Strip the pictures and reproduce the rest of the listing exactly.

◆ **Data records**
-- Start --

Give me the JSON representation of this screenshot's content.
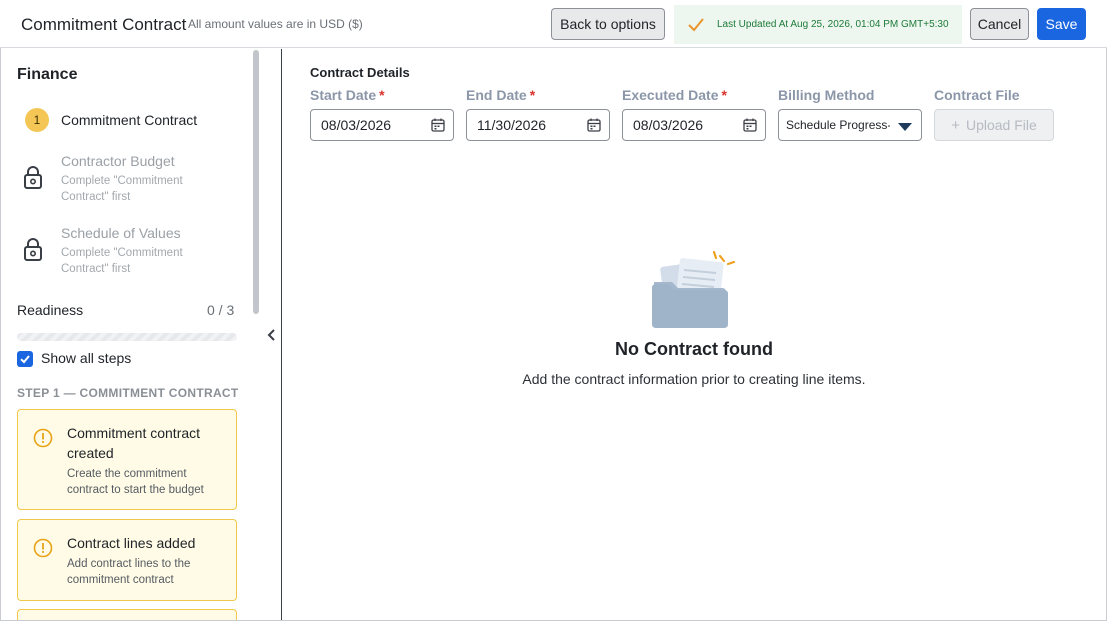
{
  "header": {
    "title": "Commitment Contract",
    "subtitle": "All amount values are in USD ($)",
    "back_label": "Back to options",
    "status_text": "Last Updated At Aug 25, 2026, 01:04 PM GMT+5:30",
    "cancel_label": "Cancel",
    "save_label": "Save"
  },
  "sidebar": {
    "heading": "Finance",
    "steps": [
      {
        "number": "1",
        "label": "Commitment Contract"
      },
      {
        "label": "Contractor Budget",
        "sub": "Complete \"Commitment Contract\" first"
      },
      {
        "label": "Schedule of Values",
        "sub": "Complete \"Commitment Contract\" first"
      }
    ],
    "readiness_label": "Readiness",
    "readiness_count": "0 / 3",
    "readiness_progress": 0,
    "show_all_label": "Show all steps",
    "show_all_checked": true,
    "step_caption": "STEP 1 — COMMITMENT CONTRACT",
    "cards": [
      {
        "title": "Commitment contract created",
        "sub": "Create the commitment contract to start the budget"
      },
      {
        "title": "Contract lines added",
        "sub": "Add contract lines to the commitment contract"
      }
    ]
  },
  "main": {
    "section_title": "Contract Details",
    "fields": {
      "start_date": {
        "label": "Start Date",
        "required": "*",
        "value": "08/03/2026"
      },
      "end_date": {
        "label": "End Date",
        "required": "*",
        "value": "11/30/2026"
      },
      "executed_date": {
        "label": "Executed Date",
        "required": "*",
        "value": "08/03/2026"
      },
      "billing_method": {
        "label": "Billing Method",
        "value": "Schedule Progress-"
      },
      "contract_file": {
        "label": "Contract File",
        "button": "Upload File"
      }
    },
    "empty_title": "No Contract found",
    "empty_sub": "Add the contract information prior to creating line items."
  },
  "colors": {
    "primary": "#1a66e0",
    "warning_border": "#f1c84a",
    "warning_bg": "#fffbe6",
    "success_bg": "#eef7ef",
    "required": "#d9342b"
  }
}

-- End --

◆ **Worked answer**
Give me the JSON representation of this screenshot's content.
{
  "header": {
    "title": "Commitment Contract",
    "subtitle": "All amount values are in USD ($)",
    "back_label": "Back to options",
    "status_text": "Last Updated At Aug 25, 2026, 01:04 PM GMT+5:30",
    "cancel_label": "Cancel",
    "save_label": "Save"
  },
  "sidebar": {
    "heading": "Finance",
    "steps": [
      {
        "number": "1",
        "label": "Commitment Contract"
      },
      {
        "label": "Contractor Budget",
        "sub": "Complete \"Commitment Contract\" first"
      },
      {
        "label": "Schedule of Values",
        "sub": "Complete \"Commitment Contract\" first"
      }
    ],
    "readiness_label": "Readiness",
    "readiness_count": "0 / 3",
    "readiness_progress": 0,
    "show_all_label": "Show all steps",
    "show_all_checked": true,
    "step_caption": "STEP 1 — COMMITMENT CONTRACT",
    "cards": [
      {
        "title": "Commitment contract created",
        "sub": "Create the commitment contract to start the budget"
      },
      {
        "title": "Contract lines added",
        "sub": "Add contract lines to the commitment contract"
      }
    ]
  },
  "main": {
    "section_title": "Contract Details",
    "fields": {
      "start_date": {
        "label": "Start Date",
        "required": "*",
        "value": "08/03/2026"
      },
      "end_date": {
        "label": "End Date",
        "required": "*",
        "value": "11/30/2026"
      },
      "executed_date": {
        "label": "Executed Date",
        "required": "*",
        "value": "08/03/2026"
      },
      "billing_method": {
        "label": "Billing Method",
        "value": "Schedule Progress-"
      },
      "contract_file": {
        "label": "Contract File",
        "button": "Upload File"
      }
    },
    "empty_title": "No Contract found",
    "empty_sub": "Add the contract information prior to creating line items."
  },
  "colors": {
    "primary": "#1a66e0",
    "warning_border": "#f1c84a",
    "warning_bg": "#fffbe6",
    "success_bg": "#eef7ef",
    "required": "#d9342b"
  }
}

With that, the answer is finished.